Stated goal -
Go through the entries below and pick out every line with "username".

Record set -
☆ ☆ ☆ ☆ ☆ ☆ ☆

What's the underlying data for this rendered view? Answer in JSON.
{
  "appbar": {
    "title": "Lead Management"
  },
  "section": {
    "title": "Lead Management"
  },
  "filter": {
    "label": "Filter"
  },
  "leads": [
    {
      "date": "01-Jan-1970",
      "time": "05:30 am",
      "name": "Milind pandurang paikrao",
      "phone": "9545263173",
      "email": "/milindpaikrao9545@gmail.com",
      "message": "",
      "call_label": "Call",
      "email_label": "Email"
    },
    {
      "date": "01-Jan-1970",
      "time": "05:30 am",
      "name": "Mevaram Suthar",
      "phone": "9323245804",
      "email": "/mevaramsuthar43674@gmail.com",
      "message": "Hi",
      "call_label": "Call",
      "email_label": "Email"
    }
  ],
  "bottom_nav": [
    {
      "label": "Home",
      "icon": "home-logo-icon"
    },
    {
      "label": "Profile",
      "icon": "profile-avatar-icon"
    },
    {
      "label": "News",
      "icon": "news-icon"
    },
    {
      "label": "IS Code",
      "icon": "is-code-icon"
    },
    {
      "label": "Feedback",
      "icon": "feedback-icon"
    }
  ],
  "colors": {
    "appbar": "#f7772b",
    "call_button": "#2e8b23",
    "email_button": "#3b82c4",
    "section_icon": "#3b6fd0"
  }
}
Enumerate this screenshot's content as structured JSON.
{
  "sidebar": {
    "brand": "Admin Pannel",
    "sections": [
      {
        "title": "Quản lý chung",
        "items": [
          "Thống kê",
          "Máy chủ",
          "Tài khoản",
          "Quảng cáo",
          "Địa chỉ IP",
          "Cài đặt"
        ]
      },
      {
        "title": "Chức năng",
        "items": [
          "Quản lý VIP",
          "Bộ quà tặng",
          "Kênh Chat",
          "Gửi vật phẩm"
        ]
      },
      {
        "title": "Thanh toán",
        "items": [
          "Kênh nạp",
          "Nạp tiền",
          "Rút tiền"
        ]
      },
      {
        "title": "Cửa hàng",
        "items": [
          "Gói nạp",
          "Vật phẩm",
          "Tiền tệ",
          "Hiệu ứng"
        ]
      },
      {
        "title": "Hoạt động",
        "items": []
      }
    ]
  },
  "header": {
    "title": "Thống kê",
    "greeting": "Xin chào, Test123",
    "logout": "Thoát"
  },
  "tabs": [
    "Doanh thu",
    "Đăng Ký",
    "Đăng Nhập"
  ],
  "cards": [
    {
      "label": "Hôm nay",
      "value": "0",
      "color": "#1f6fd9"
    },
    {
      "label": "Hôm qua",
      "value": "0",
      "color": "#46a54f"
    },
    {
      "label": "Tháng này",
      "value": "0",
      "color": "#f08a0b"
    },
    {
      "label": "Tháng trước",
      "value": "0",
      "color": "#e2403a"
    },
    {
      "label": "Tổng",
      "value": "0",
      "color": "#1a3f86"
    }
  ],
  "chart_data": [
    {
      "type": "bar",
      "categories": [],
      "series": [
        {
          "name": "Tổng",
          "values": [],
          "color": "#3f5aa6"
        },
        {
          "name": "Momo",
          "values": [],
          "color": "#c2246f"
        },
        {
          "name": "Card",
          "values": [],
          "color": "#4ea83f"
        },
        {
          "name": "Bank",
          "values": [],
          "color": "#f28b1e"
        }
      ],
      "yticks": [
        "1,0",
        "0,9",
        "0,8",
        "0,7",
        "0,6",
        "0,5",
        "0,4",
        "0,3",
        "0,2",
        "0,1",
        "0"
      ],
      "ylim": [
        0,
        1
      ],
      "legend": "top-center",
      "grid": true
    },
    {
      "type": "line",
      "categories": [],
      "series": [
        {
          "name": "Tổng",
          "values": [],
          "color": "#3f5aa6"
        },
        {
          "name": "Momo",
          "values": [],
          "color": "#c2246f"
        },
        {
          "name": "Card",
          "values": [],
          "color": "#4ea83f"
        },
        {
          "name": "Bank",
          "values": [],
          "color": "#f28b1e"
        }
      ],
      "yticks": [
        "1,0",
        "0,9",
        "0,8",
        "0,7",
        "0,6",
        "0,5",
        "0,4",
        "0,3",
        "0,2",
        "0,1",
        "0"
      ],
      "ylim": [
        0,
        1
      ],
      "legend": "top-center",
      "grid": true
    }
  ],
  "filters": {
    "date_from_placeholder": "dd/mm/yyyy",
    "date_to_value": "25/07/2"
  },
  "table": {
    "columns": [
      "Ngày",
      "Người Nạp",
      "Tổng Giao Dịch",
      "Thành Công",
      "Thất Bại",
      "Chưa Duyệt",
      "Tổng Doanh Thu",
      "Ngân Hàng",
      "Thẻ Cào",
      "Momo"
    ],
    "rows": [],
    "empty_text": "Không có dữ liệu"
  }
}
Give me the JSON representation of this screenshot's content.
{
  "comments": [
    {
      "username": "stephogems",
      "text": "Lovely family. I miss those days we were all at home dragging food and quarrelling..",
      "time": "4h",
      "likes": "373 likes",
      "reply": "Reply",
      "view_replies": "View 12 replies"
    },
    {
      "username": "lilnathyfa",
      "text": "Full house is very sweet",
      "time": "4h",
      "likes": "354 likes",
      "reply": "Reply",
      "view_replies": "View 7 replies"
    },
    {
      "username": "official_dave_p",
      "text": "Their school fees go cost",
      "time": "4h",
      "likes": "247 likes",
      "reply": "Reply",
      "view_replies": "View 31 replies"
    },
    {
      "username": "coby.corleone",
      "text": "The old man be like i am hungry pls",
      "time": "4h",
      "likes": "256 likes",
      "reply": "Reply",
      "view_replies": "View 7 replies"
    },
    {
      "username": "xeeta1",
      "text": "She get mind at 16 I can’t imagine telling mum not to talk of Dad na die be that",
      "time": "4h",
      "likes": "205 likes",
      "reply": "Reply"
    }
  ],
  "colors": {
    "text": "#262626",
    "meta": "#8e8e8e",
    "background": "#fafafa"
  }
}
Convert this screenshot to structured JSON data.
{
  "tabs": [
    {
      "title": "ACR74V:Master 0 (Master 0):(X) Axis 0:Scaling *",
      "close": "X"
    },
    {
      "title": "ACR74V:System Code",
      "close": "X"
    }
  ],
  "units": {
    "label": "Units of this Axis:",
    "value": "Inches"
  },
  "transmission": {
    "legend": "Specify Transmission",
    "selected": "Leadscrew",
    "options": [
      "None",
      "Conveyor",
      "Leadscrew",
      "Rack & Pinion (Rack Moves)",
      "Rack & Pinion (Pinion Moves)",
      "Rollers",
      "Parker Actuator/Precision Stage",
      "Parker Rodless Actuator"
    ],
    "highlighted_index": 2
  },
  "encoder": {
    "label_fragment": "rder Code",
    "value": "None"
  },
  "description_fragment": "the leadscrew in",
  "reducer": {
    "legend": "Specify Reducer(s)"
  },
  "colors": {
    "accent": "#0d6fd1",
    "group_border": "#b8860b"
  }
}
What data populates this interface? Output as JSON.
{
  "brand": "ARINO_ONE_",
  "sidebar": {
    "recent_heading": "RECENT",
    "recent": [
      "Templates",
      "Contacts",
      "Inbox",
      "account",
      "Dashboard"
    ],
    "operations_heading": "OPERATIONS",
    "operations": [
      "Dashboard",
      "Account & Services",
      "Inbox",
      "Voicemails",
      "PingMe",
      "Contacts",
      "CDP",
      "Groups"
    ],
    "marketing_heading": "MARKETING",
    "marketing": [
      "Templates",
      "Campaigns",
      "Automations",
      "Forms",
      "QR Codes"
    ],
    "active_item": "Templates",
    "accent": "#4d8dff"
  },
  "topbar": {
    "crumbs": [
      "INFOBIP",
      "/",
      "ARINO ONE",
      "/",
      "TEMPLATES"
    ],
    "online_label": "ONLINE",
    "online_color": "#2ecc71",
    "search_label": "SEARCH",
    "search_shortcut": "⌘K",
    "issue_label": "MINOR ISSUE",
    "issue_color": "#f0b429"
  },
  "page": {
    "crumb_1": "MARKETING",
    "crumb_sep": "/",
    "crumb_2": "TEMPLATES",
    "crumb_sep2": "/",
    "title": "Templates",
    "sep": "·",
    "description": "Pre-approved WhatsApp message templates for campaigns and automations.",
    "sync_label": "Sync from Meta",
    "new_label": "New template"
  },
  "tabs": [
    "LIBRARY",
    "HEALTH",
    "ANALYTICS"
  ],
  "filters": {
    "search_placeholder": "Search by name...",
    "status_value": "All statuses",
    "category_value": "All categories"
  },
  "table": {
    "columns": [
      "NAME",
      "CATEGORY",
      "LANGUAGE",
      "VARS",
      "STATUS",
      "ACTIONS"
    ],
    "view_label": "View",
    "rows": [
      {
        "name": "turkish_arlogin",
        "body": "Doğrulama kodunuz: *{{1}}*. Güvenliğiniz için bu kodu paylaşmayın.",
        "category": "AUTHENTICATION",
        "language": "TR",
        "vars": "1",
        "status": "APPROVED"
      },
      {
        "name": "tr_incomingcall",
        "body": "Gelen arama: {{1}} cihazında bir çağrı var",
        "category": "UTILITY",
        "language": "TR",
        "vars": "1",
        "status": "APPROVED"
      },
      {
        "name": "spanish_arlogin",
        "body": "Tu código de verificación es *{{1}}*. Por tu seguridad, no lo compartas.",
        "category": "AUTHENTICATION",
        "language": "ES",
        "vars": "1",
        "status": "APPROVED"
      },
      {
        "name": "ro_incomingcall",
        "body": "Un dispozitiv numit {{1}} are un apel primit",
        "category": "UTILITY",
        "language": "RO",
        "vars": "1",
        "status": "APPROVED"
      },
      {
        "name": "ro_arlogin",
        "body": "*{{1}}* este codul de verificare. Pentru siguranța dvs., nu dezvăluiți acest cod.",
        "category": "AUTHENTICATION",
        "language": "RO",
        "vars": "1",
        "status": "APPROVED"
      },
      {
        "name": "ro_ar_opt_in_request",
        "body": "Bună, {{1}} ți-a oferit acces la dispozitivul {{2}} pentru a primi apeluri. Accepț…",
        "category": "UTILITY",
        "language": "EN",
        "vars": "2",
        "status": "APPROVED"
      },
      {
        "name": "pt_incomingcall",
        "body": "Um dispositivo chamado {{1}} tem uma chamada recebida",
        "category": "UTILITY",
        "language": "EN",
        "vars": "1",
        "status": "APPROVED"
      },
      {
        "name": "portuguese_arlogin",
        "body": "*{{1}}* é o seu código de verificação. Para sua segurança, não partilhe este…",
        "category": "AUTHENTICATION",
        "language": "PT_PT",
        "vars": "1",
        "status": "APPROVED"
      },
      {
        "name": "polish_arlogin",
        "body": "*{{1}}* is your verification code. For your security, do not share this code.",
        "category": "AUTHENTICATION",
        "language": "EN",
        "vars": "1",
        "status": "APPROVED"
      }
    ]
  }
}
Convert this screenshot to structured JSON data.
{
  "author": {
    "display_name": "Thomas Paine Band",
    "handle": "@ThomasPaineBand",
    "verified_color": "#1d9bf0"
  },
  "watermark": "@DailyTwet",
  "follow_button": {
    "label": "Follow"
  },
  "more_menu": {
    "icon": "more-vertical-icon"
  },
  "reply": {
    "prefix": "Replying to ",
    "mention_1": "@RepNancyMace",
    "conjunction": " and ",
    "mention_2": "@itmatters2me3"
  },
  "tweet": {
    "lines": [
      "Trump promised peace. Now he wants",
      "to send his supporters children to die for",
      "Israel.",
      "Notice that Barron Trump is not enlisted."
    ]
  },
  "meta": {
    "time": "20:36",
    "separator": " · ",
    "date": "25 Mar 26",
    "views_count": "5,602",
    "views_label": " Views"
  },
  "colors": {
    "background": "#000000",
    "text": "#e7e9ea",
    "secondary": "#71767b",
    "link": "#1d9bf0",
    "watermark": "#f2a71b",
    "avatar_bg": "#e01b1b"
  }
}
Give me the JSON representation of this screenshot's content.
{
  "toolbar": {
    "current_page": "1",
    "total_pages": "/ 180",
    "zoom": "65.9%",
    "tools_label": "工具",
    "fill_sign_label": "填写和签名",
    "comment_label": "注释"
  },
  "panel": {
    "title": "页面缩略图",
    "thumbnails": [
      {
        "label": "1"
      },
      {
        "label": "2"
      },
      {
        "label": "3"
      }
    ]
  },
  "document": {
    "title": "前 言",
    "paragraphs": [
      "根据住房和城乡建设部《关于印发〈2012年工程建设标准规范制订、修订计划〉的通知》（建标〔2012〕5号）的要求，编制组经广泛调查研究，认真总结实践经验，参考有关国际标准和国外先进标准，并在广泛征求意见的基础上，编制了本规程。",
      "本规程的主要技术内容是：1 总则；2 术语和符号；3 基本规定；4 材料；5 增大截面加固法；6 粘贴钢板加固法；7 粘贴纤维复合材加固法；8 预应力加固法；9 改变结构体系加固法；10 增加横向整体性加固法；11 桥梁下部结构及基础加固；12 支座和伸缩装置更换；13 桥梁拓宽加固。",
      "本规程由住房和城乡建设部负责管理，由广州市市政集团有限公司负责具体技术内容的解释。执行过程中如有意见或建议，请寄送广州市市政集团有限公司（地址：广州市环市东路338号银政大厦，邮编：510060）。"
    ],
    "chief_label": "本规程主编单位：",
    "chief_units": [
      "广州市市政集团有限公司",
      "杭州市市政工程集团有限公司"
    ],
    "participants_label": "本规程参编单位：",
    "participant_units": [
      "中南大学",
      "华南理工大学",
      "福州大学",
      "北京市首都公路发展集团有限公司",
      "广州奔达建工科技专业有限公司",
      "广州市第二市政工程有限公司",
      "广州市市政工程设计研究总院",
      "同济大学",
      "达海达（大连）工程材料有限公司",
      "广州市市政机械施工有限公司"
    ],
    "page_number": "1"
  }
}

☆ ☆ ☆ ☆ ☆ ☆ ☆

Reply to the task -
      "username": "stephogems",
      "username": "lilnathyfa",
      "username": "official_dave_p",
      "username": "coby.corleone",
      "username": "xeeta1",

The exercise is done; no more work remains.